TASK BRIEF:
Could you copy every line from the material below in which "sont" appears?

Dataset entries
-------------------------
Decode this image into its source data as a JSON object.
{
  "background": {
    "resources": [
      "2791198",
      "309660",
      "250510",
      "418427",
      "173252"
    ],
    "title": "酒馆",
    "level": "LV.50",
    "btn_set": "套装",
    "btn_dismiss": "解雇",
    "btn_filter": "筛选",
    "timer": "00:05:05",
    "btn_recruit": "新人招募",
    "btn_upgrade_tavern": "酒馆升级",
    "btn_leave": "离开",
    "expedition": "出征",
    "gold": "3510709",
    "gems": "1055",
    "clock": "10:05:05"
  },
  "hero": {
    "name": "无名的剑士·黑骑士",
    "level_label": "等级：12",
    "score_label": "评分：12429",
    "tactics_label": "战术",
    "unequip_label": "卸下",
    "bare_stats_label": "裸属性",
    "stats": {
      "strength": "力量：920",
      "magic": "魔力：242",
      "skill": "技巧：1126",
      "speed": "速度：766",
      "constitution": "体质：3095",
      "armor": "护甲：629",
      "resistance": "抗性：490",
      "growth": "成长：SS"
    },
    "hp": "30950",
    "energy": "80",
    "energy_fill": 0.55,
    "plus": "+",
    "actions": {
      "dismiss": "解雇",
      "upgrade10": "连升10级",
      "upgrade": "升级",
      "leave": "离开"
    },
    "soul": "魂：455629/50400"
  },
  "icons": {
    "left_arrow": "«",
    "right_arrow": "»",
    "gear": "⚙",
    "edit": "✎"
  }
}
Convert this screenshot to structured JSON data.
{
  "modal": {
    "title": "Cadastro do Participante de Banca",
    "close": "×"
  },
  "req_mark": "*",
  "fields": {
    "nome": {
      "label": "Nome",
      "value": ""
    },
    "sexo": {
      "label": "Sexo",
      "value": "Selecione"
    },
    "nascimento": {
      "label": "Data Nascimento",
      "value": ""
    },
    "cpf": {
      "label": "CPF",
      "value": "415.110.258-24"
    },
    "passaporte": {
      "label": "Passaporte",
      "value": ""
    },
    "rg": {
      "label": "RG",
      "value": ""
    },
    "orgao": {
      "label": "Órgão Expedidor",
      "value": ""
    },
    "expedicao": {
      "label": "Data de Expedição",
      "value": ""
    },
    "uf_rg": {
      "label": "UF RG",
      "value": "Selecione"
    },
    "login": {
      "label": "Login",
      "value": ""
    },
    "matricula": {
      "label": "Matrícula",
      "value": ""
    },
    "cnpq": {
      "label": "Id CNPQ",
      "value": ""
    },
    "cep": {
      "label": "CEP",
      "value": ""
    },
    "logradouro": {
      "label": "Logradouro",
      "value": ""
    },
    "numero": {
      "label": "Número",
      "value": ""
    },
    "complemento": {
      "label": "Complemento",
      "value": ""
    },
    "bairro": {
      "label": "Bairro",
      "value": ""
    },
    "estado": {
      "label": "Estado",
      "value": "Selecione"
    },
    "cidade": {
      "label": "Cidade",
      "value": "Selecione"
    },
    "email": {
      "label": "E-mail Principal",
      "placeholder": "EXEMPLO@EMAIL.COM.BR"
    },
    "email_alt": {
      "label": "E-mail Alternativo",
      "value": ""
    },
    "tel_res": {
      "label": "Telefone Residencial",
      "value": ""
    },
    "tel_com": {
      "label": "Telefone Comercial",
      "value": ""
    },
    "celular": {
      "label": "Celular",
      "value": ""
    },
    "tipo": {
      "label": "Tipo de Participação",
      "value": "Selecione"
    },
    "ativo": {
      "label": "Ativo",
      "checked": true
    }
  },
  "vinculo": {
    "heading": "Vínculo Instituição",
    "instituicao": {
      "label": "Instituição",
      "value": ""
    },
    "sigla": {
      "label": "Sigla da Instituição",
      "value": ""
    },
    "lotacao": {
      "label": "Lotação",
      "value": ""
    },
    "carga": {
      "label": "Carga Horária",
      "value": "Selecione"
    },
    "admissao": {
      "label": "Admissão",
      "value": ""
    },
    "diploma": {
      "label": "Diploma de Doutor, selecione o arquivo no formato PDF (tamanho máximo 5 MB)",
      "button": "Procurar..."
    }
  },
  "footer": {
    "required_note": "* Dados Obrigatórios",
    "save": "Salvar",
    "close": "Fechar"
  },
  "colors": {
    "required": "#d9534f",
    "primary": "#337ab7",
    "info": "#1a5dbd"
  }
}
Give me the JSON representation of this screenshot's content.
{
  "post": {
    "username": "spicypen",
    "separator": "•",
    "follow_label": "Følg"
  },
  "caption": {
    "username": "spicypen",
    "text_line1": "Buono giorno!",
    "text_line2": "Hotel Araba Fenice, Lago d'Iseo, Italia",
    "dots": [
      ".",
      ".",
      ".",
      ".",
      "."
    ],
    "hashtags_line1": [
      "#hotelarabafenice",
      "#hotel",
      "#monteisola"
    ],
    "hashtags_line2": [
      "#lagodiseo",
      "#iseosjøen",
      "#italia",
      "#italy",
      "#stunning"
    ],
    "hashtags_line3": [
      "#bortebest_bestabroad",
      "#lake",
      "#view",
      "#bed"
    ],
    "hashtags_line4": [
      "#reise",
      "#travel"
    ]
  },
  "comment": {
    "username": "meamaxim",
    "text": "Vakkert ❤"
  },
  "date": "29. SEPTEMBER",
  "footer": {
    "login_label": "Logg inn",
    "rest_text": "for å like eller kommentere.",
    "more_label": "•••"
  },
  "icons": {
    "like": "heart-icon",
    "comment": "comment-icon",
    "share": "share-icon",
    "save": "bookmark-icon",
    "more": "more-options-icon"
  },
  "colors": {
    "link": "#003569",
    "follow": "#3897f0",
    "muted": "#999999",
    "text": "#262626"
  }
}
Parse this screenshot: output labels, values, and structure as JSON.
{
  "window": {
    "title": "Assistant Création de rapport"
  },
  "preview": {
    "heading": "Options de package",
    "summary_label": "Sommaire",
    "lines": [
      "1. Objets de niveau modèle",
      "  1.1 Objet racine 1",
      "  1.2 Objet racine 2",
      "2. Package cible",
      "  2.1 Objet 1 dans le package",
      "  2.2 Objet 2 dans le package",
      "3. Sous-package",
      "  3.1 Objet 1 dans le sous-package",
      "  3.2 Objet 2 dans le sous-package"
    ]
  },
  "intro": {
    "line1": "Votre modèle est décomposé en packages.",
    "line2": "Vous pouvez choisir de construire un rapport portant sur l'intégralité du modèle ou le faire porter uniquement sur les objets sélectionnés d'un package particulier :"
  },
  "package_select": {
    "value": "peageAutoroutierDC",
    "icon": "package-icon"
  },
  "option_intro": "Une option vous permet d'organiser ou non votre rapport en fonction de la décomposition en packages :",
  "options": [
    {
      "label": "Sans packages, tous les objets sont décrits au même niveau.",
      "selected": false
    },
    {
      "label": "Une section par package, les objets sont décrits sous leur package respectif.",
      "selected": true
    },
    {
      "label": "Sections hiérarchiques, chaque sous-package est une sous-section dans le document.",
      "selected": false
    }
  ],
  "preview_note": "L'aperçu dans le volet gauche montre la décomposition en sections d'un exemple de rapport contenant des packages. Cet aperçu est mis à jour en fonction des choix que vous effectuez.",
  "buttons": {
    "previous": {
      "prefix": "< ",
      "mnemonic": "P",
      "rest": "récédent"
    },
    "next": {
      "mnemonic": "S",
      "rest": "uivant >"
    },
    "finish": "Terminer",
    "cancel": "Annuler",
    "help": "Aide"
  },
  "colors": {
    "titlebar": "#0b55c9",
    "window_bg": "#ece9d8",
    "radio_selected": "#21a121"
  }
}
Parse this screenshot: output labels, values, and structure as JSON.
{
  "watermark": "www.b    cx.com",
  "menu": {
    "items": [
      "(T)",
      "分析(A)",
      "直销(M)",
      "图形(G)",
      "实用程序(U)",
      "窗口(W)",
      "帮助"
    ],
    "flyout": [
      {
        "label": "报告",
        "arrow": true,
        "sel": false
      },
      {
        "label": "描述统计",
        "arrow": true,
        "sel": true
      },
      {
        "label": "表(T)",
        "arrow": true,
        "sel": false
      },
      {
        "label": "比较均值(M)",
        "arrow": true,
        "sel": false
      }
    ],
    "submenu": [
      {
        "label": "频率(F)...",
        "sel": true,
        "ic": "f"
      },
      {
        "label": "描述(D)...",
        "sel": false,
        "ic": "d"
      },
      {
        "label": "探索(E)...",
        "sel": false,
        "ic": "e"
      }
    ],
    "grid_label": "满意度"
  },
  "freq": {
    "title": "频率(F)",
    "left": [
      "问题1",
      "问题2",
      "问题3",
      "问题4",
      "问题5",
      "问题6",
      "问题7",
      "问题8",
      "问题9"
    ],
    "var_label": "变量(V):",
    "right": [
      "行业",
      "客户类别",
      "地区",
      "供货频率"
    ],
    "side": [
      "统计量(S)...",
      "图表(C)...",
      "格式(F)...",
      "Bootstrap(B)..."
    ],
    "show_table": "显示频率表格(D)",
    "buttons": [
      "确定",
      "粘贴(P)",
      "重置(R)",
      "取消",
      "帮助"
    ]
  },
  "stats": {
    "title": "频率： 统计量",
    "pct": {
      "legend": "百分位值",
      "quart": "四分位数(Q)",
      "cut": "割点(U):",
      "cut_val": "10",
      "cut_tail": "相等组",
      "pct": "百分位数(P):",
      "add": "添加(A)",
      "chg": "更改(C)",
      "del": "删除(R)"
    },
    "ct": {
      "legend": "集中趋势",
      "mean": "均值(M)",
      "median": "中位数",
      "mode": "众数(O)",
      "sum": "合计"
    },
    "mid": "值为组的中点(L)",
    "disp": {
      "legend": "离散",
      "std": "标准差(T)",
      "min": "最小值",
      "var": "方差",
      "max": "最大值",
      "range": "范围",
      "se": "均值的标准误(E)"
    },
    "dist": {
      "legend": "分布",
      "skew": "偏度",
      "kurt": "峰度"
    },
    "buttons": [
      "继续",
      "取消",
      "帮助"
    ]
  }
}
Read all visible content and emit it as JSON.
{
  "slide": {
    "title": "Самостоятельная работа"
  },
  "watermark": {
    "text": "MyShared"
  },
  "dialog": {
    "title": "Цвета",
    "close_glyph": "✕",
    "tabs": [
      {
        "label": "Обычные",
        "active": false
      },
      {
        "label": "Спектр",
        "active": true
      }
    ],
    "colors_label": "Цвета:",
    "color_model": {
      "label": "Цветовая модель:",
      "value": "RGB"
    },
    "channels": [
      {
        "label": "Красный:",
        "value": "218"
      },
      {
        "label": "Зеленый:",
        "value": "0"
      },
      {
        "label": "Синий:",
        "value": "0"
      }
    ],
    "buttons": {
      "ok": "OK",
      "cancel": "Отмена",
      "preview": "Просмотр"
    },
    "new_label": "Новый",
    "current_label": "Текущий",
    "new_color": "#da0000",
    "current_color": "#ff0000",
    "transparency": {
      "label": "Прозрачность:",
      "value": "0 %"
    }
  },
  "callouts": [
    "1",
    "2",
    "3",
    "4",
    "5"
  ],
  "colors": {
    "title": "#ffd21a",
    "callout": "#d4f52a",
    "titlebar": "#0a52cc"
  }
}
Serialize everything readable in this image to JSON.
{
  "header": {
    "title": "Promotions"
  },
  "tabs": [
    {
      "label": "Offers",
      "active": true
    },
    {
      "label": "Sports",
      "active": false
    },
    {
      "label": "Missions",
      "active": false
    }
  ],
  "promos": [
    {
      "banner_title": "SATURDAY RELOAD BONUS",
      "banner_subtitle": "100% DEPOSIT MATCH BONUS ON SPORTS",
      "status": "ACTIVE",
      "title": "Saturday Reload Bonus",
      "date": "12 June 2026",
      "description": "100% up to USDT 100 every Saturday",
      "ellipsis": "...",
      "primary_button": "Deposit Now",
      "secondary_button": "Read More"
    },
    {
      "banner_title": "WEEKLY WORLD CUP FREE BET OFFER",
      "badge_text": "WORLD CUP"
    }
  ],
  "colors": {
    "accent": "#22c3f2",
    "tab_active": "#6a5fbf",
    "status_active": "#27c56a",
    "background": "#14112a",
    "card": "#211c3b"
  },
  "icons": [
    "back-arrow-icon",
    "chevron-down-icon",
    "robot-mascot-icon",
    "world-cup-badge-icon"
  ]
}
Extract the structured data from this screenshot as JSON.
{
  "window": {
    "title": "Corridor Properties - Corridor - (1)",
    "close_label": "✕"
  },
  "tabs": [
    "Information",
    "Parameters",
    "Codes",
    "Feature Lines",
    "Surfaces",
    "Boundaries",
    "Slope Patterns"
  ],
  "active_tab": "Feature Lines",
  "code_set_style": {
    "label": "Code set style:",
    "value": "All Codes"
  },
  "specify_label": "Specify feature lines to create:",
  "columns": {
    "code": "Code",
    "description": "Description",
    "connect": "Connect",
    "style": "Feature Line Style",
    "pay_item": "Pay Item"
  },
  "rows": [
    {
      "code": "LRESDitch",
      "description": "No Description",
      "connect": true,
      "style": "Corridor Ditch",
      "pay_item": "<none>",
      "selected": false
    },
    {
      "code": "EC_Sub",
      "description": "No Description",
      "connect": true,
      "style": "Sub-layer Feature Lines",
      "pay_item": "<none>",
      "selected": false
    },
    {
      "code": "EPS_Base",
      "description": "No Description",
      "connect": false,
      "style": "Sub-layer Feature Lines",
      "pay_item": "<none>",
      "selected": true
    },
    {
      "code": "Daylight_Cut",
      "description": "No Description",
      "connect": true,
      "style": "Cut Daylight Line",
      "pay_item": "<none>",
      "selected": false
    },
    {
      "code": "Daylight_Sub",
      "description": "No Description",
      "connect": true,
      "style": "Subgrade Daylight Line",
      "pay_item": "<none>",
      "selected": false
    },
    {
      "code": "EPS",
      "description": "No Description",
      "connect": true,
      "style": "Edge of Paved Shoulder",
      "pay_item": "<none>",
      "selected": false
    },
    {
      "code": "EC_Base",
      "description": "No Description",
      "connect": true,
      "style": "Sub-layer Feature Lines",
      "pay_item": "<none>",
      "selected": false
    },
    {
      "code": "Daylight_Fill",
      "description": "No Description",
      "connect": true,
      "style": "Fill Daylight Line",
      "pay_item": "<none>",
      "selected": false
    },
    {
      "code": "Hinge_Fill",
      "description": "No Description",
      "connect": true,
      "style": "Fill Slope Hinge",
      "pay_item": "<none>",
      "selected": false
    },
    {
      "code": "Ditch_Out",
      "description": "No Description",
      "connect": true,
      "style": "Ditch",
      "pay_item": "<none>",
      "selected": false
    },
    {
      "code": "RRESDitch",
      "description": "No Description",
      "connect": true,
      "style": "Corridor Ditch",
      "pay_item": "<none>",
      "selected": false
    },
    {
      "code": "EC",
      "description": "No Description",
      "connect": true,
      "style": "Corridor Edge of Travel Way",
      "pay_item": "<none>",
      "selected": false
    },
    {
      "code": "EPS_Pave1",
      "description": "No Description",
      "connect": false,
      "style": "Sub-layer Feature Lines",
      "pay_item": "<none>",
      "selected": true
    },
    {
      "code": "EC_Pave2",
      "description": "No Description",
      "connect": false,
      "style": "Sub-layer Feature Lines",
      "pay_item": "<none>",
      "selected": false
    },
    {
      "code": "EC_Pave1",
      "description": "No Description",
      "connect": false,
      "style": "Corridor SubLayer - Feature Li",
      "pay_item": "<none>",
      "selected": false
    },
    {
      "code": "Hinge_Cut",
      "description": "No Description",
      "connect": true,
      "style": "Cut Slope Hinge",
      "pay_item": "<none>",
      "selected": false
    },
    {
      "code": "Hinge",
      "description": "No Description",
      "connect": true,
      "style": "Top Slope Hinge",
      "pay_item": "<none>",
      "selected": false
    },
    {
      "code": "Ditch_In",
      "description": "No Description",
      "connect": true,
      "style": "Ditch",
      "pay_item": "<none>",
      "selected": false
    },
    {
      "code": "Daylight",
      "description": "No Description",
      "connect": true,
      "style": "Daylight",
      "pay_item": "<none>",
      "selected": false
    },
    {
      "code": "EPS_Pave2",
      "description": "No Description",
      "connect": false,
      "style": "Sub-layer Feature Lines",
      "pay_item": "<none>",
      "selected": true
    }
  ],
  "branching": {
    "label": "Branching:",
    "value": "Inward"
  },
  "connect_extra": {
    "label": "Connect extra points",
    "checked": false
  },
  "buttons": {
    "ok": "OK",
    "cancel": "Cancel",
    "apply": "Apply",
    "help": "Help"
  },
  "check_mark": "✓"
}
-------------------------
WRITTEN ANSWER:
      "label": "Sans packages, tous les objets sont décrits au même niveau.",
      "label": "Une section par package, les objets sont décrits sous leur package respectif.",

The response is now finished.